Stated goal:
Omit all pictures, then retype the data exactly as given.

Input:
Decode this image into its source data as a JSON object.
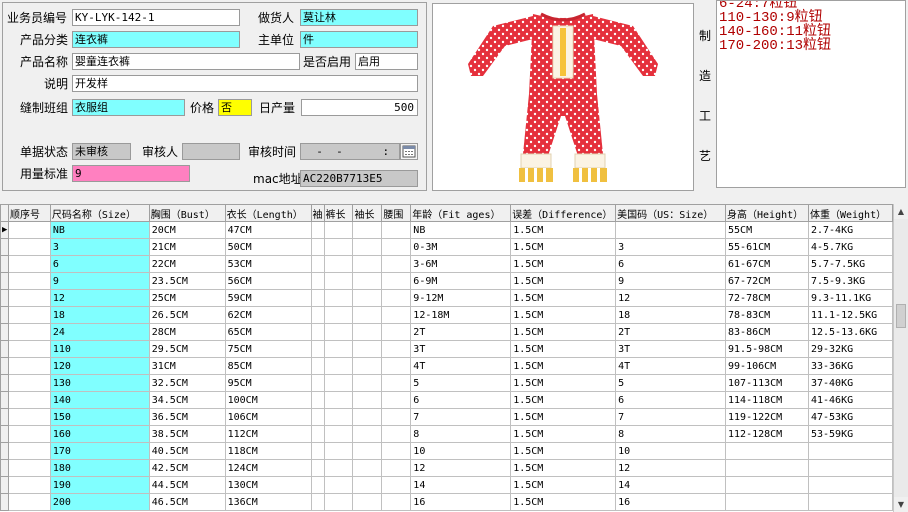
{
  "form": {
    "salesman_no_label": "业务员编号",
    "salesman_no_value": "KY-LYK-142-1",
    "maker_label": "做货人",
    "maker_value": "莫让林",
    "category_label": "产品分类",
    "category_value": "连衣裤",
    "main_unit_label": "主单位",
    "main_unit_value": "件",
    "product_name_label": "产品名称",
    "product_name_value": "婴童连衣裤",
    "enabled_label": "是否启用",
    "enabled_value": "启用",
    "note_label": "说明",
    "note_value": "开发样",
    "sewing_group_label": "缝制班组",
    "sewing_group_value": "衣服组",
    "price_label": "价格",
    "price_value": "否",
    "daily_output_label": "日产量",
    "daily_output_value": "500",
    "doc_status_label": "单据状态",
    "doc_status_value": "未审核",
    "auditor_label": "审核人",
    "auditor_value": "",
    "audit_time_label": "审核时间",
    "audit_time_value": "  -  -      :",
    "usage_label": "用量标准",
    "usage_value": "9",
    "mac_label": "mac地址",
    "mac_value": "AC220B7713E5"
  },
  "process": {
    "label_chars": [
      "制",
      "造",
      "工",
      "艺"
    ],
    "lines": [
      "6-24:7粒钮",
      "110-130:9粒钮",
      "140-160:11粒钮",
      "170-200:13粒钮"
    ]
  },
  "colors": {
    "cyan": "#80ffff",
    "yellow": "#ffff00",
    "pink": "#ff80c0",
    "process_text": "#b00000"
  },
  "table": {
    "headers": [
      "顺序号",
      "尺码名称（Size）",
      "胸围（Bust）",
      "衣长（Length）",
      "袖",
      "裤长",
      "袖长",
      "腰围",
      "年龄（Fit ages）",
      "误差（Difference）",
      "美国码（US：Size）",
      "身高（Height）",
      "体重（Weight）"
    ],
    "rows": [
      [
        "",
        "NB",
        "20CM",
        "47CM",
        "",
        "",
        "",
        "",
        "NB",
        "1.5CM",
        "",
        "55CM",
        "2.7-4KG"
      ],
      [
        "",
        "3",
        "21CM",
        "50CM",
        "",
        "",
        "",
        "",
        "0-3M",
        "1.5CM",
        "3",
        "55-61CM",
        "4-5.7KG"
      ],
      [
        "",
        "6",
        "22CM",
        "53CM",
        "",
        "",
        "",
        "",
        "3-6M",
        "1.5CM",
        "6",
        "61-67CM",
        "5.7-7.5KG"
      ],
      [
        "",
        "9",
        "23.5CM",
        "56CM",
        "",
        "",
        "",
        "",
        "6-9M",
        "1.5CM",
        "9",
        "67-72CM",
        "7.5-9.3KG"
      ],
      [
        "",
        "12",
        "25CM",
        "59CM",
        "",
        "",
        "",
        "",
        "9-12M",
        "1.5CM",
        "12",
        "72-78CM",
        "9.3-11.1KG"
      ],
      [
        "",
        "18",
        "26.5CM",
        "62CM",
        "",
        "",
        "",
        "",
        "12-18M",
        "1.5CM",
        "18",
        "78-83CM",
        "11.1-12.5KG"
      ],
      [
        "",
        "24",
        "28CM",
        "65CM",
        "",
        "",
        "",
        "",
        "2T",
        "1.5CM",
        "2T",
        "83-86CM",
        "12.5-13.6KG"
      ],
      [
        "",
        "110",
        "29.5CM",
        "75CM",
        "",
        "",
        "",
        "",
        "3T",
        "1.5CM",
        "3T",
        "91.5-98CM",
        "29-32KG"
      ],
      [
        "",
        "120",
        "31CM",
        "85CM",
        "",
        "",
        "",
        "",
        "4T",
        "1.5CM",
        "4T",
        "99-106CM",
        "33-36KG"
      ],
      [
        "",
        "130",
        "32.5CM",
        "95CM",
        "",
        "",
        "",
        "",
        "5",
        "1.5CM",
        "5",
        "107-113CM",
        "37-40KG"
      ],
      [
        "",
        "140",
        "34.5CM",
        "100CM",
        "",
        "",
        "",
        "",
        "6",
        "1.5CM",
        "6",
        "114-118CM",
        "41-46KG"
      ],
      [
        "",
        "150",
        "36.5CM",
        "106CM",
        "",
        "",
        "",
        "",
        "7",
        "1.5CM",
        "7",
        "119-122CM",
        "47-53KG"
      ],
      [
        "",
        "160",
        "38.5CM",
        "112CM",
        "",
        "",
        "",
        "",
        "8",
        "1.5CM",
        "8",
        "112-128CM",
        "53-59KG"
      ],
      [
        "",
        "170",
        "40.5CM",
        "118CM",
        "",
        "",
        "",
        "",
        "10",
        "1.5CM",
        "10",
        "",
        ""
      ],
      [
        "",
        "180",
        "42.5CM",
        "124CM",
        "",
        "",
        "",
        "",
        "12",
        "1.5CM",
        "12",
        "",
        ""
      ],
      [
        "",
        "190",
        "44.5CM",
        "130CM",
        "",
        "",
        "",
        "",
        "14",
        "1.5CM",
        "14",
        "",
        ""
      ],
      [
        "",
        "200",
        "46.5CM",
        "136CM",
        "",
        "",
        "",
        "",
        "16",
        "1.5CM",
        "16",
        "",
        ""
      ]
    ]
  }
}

Answer below:
Decode this image into its source data as a JSON object.
{
  "form": {
    "salesman_no_label": "业务员编号",
    "salesman_no_value": "KY-LYK-142-1",
    "maker_label": "做货人",
    "maker_value": "莫让林",
    "category_label": "产品分类",
    "category_value": "连衣裤",
    "main_unit_label": "主单位",
    "main_unit_value": "件",
    "product_name_label": "产品名称",
    "product_name_value": "婴童连衣裤",
    "enabled_label": "是否启用",
    "enabled_value": "启用",
    "note_label": "说明",
    "note_value": "开发样",
    "sewing_group_label": "缝制班组",
    "sewing_group_value": "衣服组",
    "price_label": "价格",
    "price_value": "否",
    "daily_output_label": "日产量",
    "daily_output_value": "500",
    "doc_status_label": "单据状态",
    "doc_status_value": "未审核",
    "auditor_label": "审核人",
    "auditor_value": "",
    "audit_time_label": "审核时间",
    "audit_time_value": "  -  -      :",
    "usage_label": "用量标准",
    "usage_value": "9",
    "mac_label": "mac地址",
    "mac_value": "AC220B7713E5"
  },
  "process": {
    "label_chars": [
      "制",
      "造",
      "工",
      "艺"
    ],
    "lines": [
      "6-24:7粒钮",
      "110-130:9粒钮",
      "140-160:11粒钮",
      "170-200:13粒钮"
    ]
  },
  "colors": {
    "cyan": "#80ffff",
    "yellow": "#ffff00",
    "pink": "#ff80c0",
    "process_text": "#b00000"
  },
  "table": {
    "headers": [
      "顺序号",
      "尺码名称（Size）",
      "胸围（Bust）",
      "衣长（Length）",
      "袖",
      "裤长",
      "袖长",
      "腰围",
      "年龄（Fit ages）",
      "误差（Difference）",
      "美国码（US：Size）",
      "身高（Height）",
      "体重（Weight）"
    ],
    "rows": [
      [
        "",
        "NB",
        "20CM",
        "47CM",
        "",
        "",
        "",
        "",
        "NB",
        "1.5CM",
        "",
        "55CM",
        "2.7-4KG"
      ],
      [
        "",
        "3",
        "21CM",
        "50CM",
        "",
        "",
        "",
        "",
        "0-3M",
        "1.5CM",
        "3",
        "55-61CM",
        "4-5.7KG"
      ],
      [
        "",
        "6",
        "22CM",
        "53CM",
        "",
        "",
        "",
        "",
        "3-6M",
        "1.5CM",
        "6",
        "61-67CM",
        "5.7-7.5KG"
      ],
      [
        "",
        "9",
        "23.5CM",
        "56CM",
        "",
        "",
        "",
        "",
        "6-9M",
        "1.5CM",
        "9",
        "67-72CM",
        "7.5-9.3KG"
      ],
      [
        "",
        "12",
        "25CM",
        "59CM",
        "",
        "",
        "",
        "",
        "9-12M",
        "1.5CM",
        "12",
        "72-78CM",
        "9.3-11.1KG"
      ],
      [
        "",
        "18",
        "26.5CM",
        "62CM",
        "",
        "",
        "",
        "",
        "12-18M",
        "1.5CM",
        "18",
        "78-83CM",
        "11.1-12.5KG"
      ],
      [
        "",
        "24",
        "28CM",
        "65CM",
        "",
        "",
        "",
        "",
        "2T",
        "1.5CM",
        "2T",
        "83-86CM",
        "12.5-13.6KG"
      ],
      [
        "",
        "110",
        "29.5CM",
        "75CM",
        "",
        "",
        "",
        "",
        "3T",
        "1.5CM",
        "3T",
        "91.5-98CM",
        "29-32KG"
      ],
      [
        "",
        "120",
        "31CM",
        "85CM",
        "",
        "",
        "",
        "",
        "4T",
        "1.5CM",
        "4T",
        "99-106CM",
        "33-36KG"
      ],
      [
        "",
        "130",
        "32.5CM",
        "95CM",
        "",
        "",
        "",
        "",
        "5",
        "1.5CM",
        "5",
        "107-113CM",
        "37-40KG"
      ],
      [
        "",
        "140",
        "34.5CM",
        "100CM",
        "",
        "",
        "",
        "",
        "6",
        "1.5CM",
        "6",
        "114-118CM",
        "41-46KG"
      ],
      [
        "",
        "150",
        "36.5CM",
        "106CM",
        "",
        "",
        "",
        "",
        "7",
        "1.5CM",
        "7",
        "119-122CM",
        "47-53KG"
      ],
      [
        "",
        "160",
        "38.5CM",
        "112CM",
        "",
        "",
        "",
        "",
        "8",
        "1.5CM",
        "8",
        "112-128CM",
        "53-59KG"
      ],
      [
        "",
        "170",
        "40.5CM",
        "118CM",
        "",
        "",
        "",
        "",
        "10",
        "1.5CM",
        "10",
        "",
        ""
      ],
      [
        "",
        "180",
        "42.5CM",
        "124CM",
        "",
        "",
        "",
        "",
        "12",
        "1.5CM",
        "12",
        "",
        ""
      ],
      [
        "",
        "190",
        "44.5CM",
        "130CM",
        "",
        "",
        "",
        "",
        "14",
        "1.5CM",
        "14",
        "",
        ""
      ],
      [
        "",
        "200",
        "46.5CM",
        "136CM",
        "",
        "",
        "",
        "",
        "16",
        "1.5CM",
        "16",
        "",
        ""
      ]
    ]
  }
}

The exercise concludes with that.